-- begin MATERIAL FOR THE TASK --
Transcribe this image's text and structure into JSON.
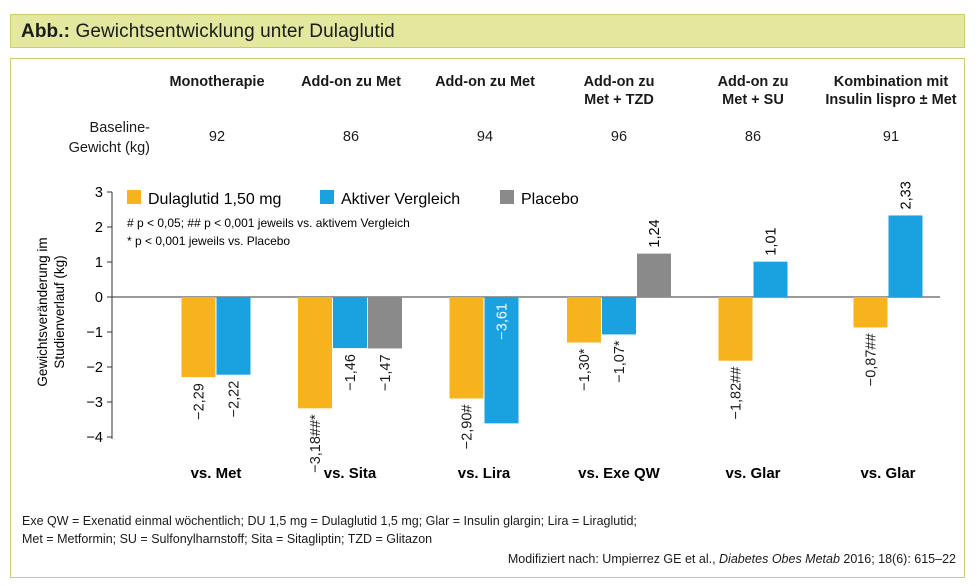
{
  "figure": {
    "title_prefix": "Abb.:",
    "title": "Gewichtsentwicklung unter Dulaglutid"
  },
  "colors": {
    "title_bg": "#e4e89e",
    "border": "#c9cf6a",
    "dulaglutid": "#f7b31d",
    "aktiver_vergleich": "#1aa2e0",
    "placebo": "#8a8a8a"
  },
  "columns": [
    {
      "head": "Monotherapie",
      "baseline": "92"
    },
    {
      "head": "Add-on zu Met",
      "baseline": "86"
    },
    {
      "head": "Add-on zu Met",
      "baseline": "94"
    },
    {
      "head": "Add-on zu\nMet + TZD",
      "baseline": "96"
    },
    {
      "head": "Add-on zu\nMet + SU",
      "baseline": "86"
    },
    {
      "head": "Kombination mit\nInsulin lispro ± Met",
      "baseline": "91"
    }
  ],
  "baseline_label_line1": "Baseline-",
  "baseline_label_line2": "Gewicht (kg)",
  "notes": {
    "line1": "# p < 0,05; ## p < 0,001 jeweils vs. aktivem Vergleich",
    "line2": "* p < 0,001 jeweils vs. Placebo"
  },
  "chart_data": {
    "type": "bar",
    "ylabel_line1": "Gewichtsveränderung im",
    "ylabel_line2": "Studienverlauf (kg)",
    "ylim": [
      -4,
      3
    ],
    "yticks": [
      3,
      2,
      1,
      0,
      -1,
      -2,
      -3,
      -4
    ],
    "categories": [
      "vs. Met",
      "vs. Sita",
      "vs. Lira",
      "vs. Exe QW",
      "vs. Glar",
      "vs. Glar"
    ],
    "legend": [
      "Dulaglutid 1,50 mg",
      "Aktiver Vergleich",
      "Placebo"
    ],
    "series": [
      {
        "name": "Dulaglutid 1,50 mg",
        "key": "dulaglutid",
        "values": [
          -2.29,
          -3.18,
          -2.9,
          -1.3,
          -1.82,
          -0.87
        ],
        "labels": [
          "−2,29",
          "−3,18##*",
          "−2,90#",
          "−1,30*",
          "−1,82##",
          "−0,87##"
        ]
      },
      {
        "name": "Aktiver Vergleich",
        "key": "aktiver_vergleich",
        "values": [
          -2.22,
          -1.46,
          -3.61,
          -1.07,
          1.01,
          2.33
        ],
        "labels": [
          "−2,22",
          "−1,46",
          "−3,61",
          "−1,07*",
          "1,01",
          "2,33"
        ]
      },
      {
        "name": "Placebo",
        "key": "placebo",
        "values": [
          null,
          -1.47,
          null,
          1.24,
          null,
          null
        ],
        "labels": [
          "",
          "−1,47",
          "",
          "1,24",
          "",
          ""
        ]
      }
    ]
  },
  "footnotes": {
    "line1": "Exe QW = Exenatid einmal wöchentlich; DU 1,5 mg = Dulaglutid 1,5 mg; Glar = Insulin glargin; Lira = Liraglutid;",
    "line2": "Met = Metformin; SU = Sulfonylharnstoff; Sita = Sitagliptin; TZD = Glitazon",
    "source_prefix": "Modifiziert nach: Umpierrez GE et al., ",
    "source_journal": "Diabetes Obes Metab",
    "source_suffix": " 2016; 18(6): 615–22"
  }
}
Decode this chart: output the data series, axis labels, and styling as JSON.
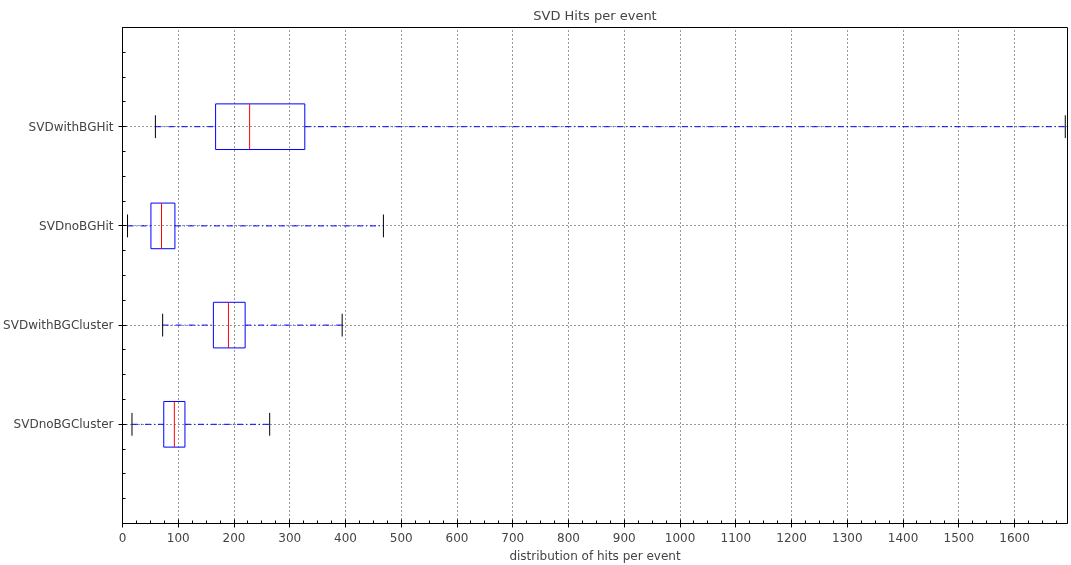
{
  "chart_data": {
    "type": "box",
    "title": "SVD Hits per event",
    "xlabel": "distribution of hits per event",
    "orientation": "horizontal",
    "categories": [
      "SVDwithBGHit",
      "SVDnoBGHit",
      "SVDwithBGCluster",
      "SVDnoBGCluster"
    ],
    "series": [
      {
        "color": "#0000ff",
        "boxes": [
          {
            "low": 59,
            "q1": 167,
            "median": 228,
            "q3": 327,
            "high": 1691
          },
          {
            "low": 9,
            "q1": 51,
            "median": 70,
            "q3": 94,
            "high": 468
          },
          {
            "low": 72,
            "q1": 163,
            "median": 190,
            "q3": 220,
            "high": 394
          },
          {
            "low": 17,
            "q1": 74,
            "median": 93,
            "q3": 112,
            "high": 264
          }
        ]
      }
    ],
    "xlim": [
      0,
      1695
    ],
    "xticks": [
      0,
      100,
      200,
      300,
      400,
      500,
      600,
      700,
      800,
      900,
      1000,
      1100,
      1200,
      1300,
      1400,
      1500,
      1600
    ],
    "grid": true
  }
}
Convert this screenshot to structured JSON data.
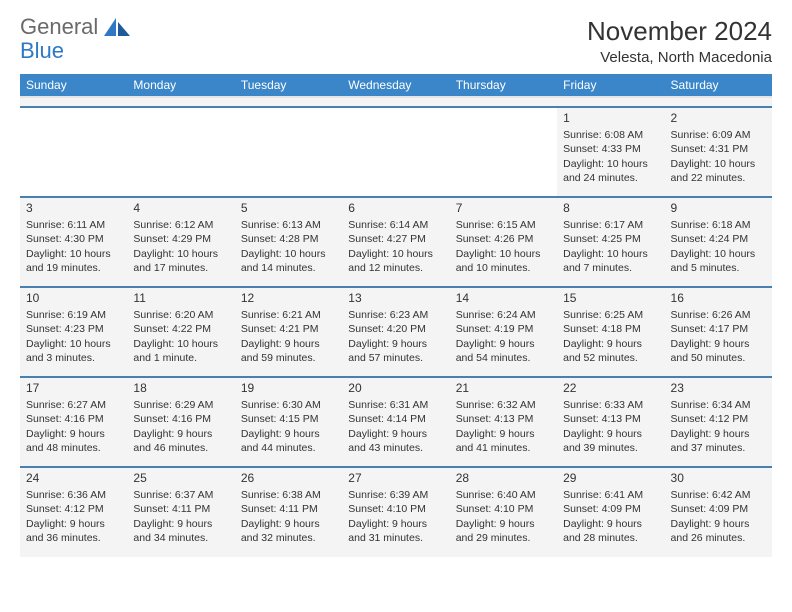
{
  "logo": {
    "word1": "General",
    "word2": "Blue"
  },
  "title": "November 2024",
  "location": "Velesta, North Macedonia",
  "colors": {
    "header_bg": "#3a86c8",
    "row_border": "#4a7fb0",
    "cell_bg": "#f4f4f4",
    "logo_blue": "#2f78c4",
    "logo_gray": "#6a6a6a"
  },
  "day_headers": [
    "Sunday",
    "Monday",
    "Tuesday",
    "Wednesday",
    "Thursday",
    "Friday",
    "Saturday"
  ],
  "weeks": [
    [
      {
        "empty": true
      },
      {
        "empty": true
      },
      {
        "empty": true
      },
      {
        "empty": true
      },
      {
        "empty": true
      },
      {
        "day": "1",
        "sunrise": "Sunrise: 6:08 AM",
        "sunset": "Sunset: 4:33 PM",
        "daylight1": "Daylight: 10 hours",
        "daylight2": "and 24 minutes."
      },
      {
        "day": "2",
        "sunrise": "Sunrise: 6:09 AM",
        "sunset": "Sunset: 4:31 PM",
        "daylight1": "Daylight: 10 hours",
        "daylight2": "and 22 minutes."
      }
    ],
    [
      {
        "day": "3",
        "sunrise": "Sunrise: 6:11 AM",
        "sunset": "Sunset: 4:30 PM",
        "daylight1": "Daylight: 10 hours",
        "daylight2": "and 19 minutes."
      },
      {
        "day": "4",
        "sunrise": "Sunrise: 6:12 AM",
        "sunset": "Sunset: 4:29 PM",
        "daylight1": "Daylight: 10 hours",
        "daylight2": "and 17 minutes."
      },
      {
        "day": "5",
        "sunrise": "Sunrise: 6:13 AM",
        "sunset": "Sunset: 4:28 PM",
        "daylight1": "Daylight: 10 hours",
        "daylight2": "and 14 minutes."
      },
      {
        "day": "6",
        "sunrise": "Sunrise: 6:14 AM",
        "sunset": "Sunset: 4:27 PM",
        "daylight1": "Daylight: 10 hours",
        "daylight2": "and 12 minutes."
      },
      {
        "day": "7",
        "sunrise": "Sunrise: 6:15 AM",
        "sunset": "Sunset: 4:26 PM",
        "daylight1": "Daylight: 10 hours",
        "daylight2": "and 10 minutes."
      },
      {
        "day": "8",
        "sunrise": "Sunrise: 6:17 AM",
        "sunset": "Sunset: 4:25 PM",
        "daylight1": "Daylight: 10 hours",
        "daylight2": "and 7 minutes."
      },
      {
        "day": "9",
        "sunrise": "Sunrise: 6:18 AM",
        "sunset": "Sunset: 4:24 PM",
        "daylight1": "Daylight: 10 hours",
        "daylight2": "and 5 minutes."
      }
    ],
    [
      {
        "day": "10",
        "sunrise": "Sunrise: 6:19 AM",
        "sunset": "Sunset: 4:23 PM",
        "daylight1": "Daylight: 10 hours",
        "daylight2": "and 3 minutes."
      },
      {
        "day": "11",
        "sunrise": "Sunrise: 6:20 AM",
        "sunset": "Sunset: 4:22 PM",
        "daylight1": "Daylight: 10 hours",
        "daylight2": "and 1 minute."
      },
      {
        "day": "12",
        "sunrise": "Sunrise: 6:21 AM",
        "sunset": "Sunset: 4:21 PM",
        "daylight1": "Daylight: 9 hours",
        "daylight2": "and 59 minutes."
      },
      {
        "day": "13",
        "sunrise": "Sunrise: 6:23 AM",
        "sunset": "Sunset: 4:20 PM",
        "daylight1": "Daylight: 9 hours",
        "daylight2": "and 57 minutes."
      },
      {
        "day": "14",
        "sunrise": "Sunrise: 6:24 AM",
        "sunset": "Sunset: 4:19 PM",
        "daylight1": "Daylight: 9 hours",
        "daylight2": "and 54 minutes."
      },
      {
        "day": "15",
        "sunrise": "Sunrise: 6:25 AM",
        "sunset": "Sunset: 4:18 PM",
        "daylight1": "Daylight: 9 hours",
        "daylight2": "and 52 minutes."
      },
      {
        "day": "16",
        "sunrise": "Sunrise: 6:26 AM",
        "sunset": "Sunset: 4:17 PM",
        "daylight1": "Daylight: 9 hours",
        "daylight2": "and 50 minutes."
      }
    ],
    [
      {
        "day": "17",
        "sunrise": "Sunrise: 6:27 AM",
        "sunset": "Sunset: 4:16 PM",
        "daylight1": "Daylight: 9 hours",
        "daylight2": "and 48 minutes."
      },
      {
        "day": "18",
        "sunrise": "Sunrise: 6:29 AM",
        "sunset": "Sunset: 4:16 PM",
        "daylight1": "Daylight: 9 hours",
        "daylight2": "and 46 minutes."
      },
      {
        "day": "19",
        "sunrise": "Sunrise: 6:30 AM",
        "sunset": "Sunset: 4:15 PM",
        "daylight1": "Daylight: 9 hours",
        "daylight2": "and 44 minutes."
      },
      {
        "day": "20",
        "sunrise": "Sunrise: 6:31 AM",
        "sunset": "Sunset: 4:14 PM",
        "daylight1": "Daylight: 9 hours",
        "daylight2": "and 43 minutes."
      },
      {
        "day": "21",
        "sunrise": "Sunrise: 6:32 AM",
        "sunset": "Sunset: 4:13 PM",
        "daylight1": "Daylight: 9 hours",
        "daylight2": "and 41 minutes."
      },
      {
        "day": "22",
        "sunrise": "Sunrise: 6:33 AM",
        "sunset": "Sunset: 4:13 PM",
        "daylight1": "Daylight: 9 hours",
        "daylight2": "and 39 minutes."
      },
      {
        "day": "23",
        "sunrise": "Sunrise: 6:34 AM",
        "sunset": "Sunset: 4:12 PM",
        "daylight1": "Daylight: 9 hours",
        "daylight2": "and 37 minutes."
      }
    ],
    [
      {
        "day": "24",
        "sunrise": "Sunrise: 6:36 AM",
        "sunset": "Sunset: 4:12 PM",
        "daylight1": "Daylight: 9 hours",
        "daylight2": "and 36 minutes."
      },
      {
        "day": "25",
        "sunrise": "Sunrise: 6:37 AM",
        "sunset": "Sunset: 4:11 PM",
        "daylight1": "Daylight: 9 hours",
        "daylight2": "and 34 minutes."
      },
      {
        "day": "26",
        "sunrise": "Sunrise: 6:38 AM",
        "sunset": "Sunset: 4:11 PM",
        "daylight1": "Daylight: 9 hours",
        "daylight2": "and 32 minutes."
      },
      {
        "day": "27",
        "sunrise": "Sunrise: 6:39 AM",
        "sunset": "Sunset: 4:10 PM",
        "daylight1": "Daylight: 9 hours",
        "daylight2": "and 31 minutes."
      },
      {
        "day": "28",
        "sunrise": "Sunrise: 6:40 AM",
        "sunset": "Sunset: 4:10 PM",
        "daylight1": "Daylight: 9 hours",
        "daylight2": "and 29 minutes."
      },
      {
        "day": "29",
        "sunrise": "Sunrise: 6:41 AM",
        "sunset": "Sunset: 4:09 PM",
        "daylight1": "Daylight: 9 hours",
        "daylight2": "and 28 minutes."
      },
      {
        "day": "30",
        "sunrise": "Sunrise: 6:42 AM",
        "sunset": "Sunset: 4:09 PM",
        "daylight1": "Daylight: 9 hours",
        "daylight2": "and 26 minutes."
      }
    ]
  ]
}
-- end MATERIAL FOR THE TASK --
### TASK DETAILS
Looking at the records above, say how many lines hold the string "median". Write nothing but the number.

### ANSWER TO THIS EXERCISE
4